TASK GOAL >> For each line of the data below that holds "fête", copy the line.

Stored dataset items
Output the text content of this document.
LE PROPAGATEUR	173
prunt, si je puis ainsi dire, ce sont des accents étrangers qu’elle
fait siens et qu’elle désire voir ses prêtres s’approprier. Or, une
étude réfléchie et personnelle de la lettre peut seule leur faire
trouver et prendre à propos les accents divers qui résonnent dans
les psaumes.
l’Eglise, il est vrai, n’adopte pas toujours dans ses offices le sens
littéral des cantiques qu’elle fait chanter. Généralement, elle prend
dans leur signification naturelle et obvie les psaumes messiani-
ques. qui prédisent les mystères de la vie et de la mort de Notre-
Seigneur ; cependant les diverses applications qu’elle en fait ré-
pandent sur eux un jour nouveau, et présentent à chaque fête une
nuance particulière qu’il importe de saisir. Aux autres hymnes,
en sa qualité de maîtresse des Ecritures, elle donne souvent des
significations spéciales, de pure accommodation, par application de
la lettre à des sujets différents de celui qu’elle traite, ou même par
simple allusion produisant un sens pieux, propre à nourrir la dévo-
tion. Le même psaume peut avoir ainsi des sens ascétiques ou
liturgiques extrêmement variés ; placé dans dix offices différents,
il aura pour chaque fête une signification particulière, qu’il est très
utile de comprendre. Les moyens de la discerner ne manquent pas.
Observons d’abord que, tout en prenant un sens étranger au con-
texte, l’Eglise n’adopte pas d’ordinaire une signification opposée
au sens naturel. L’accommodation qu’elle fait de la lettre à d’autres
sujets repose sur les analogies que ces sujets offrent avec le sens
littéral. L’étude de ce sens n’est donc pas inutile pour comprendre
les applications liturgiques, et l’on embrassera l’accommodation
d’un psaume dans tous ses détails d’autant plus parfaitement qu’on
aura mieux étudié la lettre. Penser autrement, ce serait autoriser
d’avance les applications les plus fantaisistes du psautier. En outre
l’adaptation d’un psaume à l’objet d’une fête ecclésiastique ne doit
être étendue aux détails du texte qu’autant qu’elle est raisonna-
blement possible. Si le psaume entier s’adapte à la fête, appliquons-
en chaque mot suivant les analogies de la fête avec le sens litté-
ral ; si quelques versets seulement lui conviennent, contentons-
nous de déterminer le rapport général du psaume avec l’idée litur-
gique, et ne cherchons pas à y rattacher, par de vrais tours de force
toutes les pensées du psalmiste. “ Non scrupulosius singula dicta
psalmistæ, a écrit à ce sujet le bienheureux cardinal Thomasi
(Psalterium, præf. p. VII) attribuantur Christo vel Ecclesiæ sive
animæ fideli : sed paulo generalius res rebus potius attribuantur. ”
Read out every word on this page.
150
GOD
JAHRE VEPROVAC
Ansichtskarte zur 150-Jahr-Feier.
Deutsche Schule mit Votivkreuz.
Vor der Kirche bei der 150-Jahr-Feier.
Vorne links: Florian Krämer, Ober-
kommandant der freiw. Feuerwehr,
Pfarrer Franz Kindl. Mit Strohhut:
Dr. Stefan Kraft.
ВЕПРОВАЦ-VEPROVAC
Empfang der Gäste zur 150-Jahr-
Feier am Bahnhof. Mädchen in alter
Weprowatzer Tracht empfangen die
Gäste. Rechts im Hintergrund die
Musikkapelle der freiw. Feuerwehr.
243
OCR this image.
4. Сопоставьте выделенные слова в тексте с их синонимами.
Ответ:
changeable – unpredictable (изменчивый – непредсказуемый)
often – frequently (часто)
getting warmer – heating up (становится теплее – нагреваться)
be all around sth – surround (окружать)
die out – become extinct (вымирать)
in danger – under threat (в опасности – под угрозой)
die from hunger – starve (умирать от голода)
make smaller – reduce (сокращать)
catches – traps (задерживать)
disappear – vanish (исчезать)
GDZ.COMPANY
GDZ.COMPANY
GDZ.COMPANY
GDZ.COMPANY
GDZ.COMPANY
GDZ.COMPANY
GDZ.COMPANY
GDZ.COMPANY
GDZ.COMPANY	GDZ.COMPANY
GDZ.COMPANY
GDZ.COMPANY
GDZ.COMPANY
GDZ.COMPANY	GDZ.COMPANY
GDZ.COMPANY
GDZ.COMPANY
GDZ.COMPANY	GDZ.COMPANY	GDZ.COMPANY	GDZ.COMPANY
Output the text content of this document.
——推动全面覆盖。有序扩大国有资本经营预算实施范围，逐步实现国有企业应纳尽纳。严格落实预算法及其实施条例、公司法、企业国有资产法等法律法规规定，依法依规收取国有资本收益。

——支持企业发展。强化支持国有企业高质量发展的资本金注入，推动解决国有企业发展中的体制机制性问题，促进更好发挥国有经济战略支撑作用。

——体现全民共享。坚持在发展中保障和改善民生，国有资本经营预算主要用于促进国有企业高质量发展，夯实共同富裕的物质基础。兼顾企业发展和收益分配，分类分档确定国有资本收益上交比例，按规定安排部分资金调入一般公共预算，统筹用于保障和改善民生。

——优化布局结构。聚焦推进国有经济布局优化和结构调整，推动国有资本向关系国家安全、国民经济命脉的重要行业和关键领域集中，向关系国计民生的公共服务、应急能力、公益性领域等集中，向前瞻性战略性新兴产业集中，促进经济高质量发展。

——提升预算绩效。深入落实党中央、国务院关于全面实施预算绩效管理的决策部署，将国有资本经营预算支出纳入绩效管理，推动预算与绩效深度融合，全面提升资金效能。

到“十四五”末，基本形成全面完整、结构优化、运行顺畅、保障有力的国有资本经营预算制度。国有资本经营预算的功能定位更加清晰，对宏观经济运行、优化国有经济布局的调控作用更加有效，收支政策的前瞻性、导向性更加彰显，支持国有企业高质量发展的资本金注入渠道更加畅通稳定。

TASK RESULT >>
pandent sur eux un jour nouveau, et présentent à chaque fête une
il aura pour chaque fête une signification particulière, qu’il est très
l’adaptation d’un psaume à l’objet d’une fête ecclésiastique ne doit
blement possible. Si le psaume entier s’adapte à la fête, appliquons-
en chaque mot suivant les analogies de la fête avec le sens litté-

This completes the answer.